BEGIN INFORMATION SUPPLIED

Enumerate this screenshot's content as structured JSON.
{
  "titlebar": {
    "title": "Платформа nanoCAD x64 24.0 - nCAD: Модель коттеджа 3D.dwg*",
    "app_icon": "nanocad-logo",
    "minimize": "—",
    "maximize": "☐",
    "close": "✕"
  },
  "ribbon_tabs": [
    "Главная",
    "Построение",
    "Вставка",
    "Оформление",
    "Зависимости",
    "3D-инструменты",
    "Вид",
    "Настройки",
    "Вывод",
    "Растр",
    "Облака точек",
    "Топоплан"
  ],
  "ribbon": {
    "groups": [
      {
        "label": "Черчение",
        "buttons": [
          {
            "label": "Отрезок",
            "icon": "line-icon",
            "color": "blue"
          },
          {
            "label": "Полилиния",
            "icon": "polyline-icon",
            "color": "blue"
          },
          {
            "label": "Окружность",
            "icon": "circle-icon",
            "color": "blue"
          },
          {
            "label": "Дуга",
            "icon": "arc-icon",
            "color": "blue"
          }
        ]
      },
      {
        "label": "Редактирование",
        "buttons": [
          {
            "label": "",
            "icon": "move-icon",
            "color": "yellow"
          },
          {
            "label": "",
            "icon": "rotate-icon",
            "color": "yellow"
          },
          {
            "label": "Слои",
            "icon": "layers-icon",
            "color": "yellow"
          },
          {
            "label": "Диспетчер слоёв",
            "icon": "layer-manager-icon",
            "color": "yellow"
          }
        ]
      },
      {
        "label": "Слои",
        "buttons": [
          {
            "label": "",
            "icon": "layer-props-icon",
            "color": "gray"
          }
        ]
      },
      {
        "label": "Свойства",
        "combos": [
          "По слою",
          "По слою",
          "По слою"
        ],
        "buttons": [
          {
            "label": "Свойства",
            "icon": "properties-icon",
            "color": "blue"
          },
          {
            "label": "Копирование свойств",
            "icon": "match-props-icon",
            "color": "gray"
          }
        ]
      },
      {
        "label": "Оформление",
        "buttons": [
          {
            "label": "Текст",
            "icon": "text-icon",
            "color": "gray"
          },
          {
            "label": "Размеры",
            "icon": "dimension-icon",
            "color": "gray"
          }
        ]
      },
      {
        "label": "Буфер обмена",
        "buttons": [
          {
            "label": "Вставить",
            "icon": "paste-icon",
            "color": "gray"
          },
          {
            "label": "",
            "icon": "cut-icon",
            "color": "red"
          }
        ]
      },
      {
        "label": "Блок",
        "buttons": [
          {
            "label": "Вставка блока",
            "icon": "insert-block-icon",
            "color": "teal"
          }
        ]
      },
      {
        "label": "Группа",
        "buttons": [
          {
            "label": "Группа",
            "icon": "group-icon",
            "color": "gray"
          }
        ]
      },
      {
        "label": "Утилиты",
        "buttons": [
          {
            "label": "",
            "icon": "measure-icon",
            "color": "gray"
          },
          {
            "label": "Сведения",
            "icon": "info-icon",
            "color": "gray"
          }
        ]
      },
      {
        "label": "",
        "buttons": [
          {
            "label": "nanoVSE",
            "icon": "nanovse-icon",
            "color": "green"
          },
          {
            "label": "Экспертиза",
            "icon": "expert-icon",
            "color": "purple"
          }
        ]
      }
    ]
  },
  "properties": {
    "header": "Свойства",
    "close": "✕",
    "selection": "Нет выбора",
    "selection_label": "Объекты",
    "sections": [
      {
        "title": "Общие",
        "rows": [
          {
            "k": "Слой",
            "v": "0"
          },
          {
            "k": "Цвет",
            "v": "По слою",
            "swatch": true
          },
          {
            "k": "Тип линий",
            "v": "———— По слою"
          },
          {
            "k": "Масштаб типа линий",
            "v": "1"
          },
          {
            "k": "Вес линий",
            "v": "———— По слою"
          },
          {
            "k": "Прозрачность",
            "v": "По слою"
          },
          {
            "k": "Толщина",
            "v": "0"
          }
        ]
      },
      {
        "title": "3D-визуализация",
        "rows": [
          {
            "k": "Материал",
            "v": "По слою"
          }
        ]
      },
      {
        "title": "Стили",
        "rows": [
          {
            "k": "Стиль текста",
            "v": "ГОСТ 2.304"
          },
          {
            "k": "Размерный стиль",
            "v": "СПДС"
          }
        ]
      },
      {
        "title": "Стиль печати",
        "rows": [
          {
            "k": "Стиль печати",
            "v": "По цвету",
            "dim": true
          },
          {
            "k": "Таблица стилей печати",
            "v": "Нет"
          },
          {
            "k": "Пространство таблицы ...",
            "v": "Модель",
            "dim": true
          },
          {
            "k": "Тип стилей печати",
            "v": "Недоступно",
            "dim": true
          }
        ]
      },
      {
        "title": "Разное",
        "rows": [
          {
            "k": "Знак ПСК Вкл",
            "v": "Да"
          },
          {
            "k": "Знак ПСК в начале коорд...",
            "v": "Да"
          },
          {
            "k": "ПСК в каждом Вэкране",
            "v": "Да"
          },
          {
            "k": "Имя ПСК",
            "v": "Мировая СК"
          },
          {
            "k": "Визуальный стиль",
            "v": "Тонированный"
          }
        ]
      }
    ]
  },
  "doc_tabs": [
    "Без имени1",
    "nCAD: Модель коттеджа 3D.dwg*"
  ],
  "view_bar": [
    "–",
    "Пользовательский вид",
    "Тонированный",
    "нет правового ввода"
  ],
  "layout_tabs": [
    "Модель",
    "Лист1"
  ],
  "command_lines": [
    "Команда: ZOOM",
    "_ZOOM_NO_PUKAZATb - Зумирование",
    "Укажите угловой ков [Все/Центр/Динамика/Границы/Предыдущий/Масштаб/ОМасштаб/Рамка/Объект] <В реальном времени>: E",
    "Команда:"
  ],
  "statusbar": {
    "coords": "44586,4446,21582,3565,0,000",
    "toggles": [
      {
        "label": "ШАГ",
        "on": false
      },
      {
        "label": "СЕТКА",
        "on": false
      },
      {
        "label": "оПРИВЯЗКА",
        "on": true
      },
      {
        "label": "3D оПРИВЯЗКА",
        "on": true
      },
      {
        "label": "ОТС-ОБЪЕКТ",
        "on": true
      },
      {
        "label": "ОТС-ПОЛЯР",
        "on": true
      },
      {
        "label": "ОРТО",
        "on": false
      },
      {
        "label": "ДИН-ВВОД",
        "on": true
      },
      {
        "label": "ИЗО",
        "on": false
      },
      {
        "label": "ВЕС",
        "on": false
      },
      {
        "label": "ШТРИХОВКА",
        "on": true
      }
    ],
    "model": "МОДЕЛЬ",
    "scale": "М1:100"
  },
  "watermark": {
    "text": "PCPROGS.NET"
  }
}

END INFORMATION SUPPLIED

__REQUIREMENT__: Check each line above for the string "печати", then copy the ones that have it.

__THE SOLUTION__:
        "title": "Стиль печати",
            "k": "Стиль печати",
            "k": "Таблица стилей печати",
            "k": "Тип стилей печати",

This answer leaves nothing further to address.